** START OF EXTRACTED INFORMATION **
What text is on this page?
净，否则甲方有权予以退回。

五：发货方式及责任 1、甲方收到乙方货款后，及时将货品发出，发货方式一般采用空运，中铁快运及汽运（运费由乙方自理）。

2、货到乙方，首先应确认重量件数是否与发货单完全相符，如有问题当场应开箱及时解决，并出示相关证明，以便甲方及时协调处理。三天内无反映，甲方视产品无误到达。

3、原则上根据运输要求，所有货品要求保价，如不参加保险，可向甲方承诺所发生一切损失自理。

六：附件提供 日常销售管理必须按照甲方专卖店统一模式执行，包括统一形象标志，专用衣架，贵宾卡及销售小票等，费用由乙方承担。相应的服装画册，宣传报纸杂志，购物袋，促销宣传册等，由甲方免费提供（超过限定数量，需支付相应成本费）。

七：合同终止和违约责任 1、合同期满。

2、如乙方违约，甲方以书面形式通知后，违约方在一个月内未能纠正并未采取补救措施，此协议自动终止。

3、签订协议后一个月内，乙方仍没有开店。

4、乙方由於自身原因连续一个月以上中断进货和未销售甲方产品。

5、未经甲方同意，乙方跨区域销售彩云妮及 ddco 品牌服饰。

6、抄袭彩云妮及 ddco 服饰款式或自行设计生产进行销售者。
** END OF EXTRACTED INFORMATION **
WHAT IS BEING ASKED
Go through the entries above and copy every line containing "ddco".

FULL SOLUTION
5、未经甲方同意，乙方跨区域销售彩云妮及 ddco 品牌服饰。
6、抄袭彩云妮及 ddco 服饰款式或自行设计生产进行销售者。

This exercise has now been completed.